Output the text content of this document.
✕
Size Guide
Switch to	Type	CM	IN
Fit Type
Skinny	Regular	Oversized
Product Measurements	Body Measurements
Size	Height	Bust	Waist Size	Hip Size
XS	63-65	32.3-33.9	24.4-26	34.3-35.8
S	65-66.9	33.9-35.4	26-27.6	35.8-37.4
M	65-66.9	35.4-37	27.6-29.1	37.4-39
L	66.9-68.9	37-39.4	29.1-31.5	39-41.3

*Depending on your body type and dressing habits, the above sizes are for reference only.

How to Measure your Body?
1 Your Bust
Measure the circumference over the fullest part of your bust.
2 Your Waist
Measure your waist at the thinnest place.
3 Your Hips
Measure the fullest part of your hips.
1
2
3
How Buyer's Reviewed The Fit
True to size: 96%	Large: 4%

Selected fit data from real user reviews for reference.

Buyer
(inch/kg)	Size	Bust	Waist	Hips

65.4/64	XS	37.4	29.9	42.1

⁂

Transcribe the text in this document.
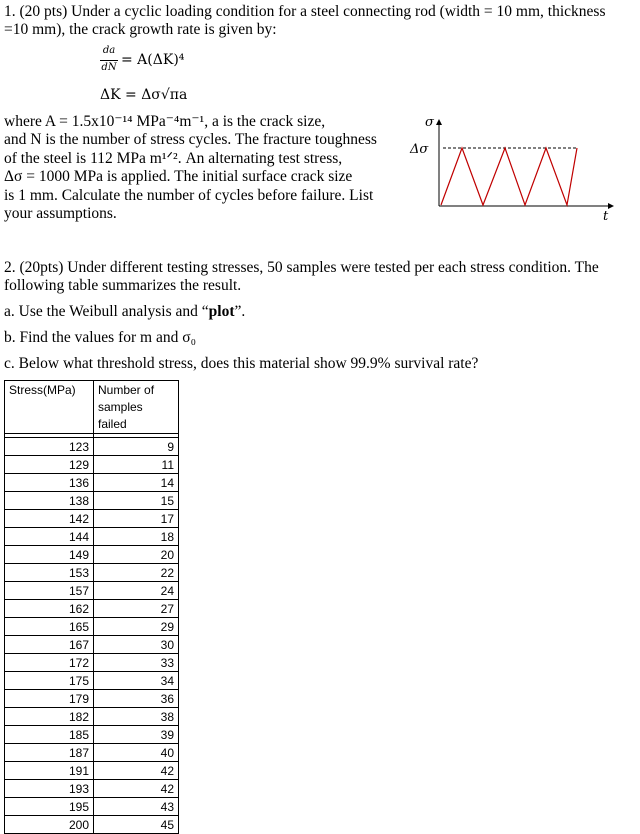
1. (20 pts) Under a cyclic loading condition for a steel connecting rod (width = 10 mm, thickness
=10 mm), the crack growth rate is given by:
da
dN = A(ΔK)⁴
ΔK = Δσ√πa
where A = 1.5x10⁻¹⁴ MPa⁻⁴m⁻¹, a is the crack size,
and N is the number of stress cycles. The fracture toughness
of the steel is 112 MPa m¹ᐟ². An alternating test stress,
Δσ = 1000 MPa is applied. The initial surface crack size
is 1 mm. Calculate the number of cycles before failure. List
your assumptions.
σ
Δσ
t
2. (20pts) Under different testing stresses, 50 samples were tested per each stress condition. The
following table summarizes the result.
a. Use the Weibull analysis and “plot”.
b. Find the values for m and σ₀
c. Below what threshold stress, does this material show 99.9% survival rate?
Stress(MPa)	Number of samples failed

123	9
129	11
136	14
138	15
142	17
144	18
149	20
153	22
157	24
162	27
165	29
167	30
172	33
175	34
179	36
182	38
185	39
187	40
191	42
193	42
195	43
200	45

⁂

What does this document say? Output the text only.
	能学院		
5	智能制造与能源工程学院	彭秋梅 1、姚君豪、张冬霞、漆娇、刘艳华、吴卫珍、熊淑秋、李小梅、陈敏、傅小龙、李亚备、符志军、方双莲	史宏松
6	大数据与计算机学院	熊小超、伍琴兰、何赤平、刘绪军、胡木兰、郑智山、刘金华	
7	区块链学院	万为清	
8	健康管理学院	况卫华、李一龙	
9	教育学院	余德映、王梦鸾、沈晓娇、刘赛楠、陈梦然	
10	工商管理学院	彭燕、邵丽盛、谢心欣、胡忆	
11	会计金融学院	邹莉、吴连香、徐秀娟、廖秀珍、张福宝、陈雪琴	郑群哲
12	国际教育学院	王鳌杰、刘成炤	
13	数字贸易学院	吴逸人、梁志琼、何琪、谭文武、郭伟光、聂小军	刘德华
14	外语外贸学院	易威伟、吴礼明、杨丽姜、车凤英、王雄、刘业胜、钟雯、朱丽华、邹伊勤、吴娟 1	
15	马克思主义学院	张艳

⁂

**What is needed:** Which lines in the records above contain the string "text"? Copy each one.

**Problem solution:**
Output the text content of this document.
Transcribe the text in this document.
What does this document say? Output the text only.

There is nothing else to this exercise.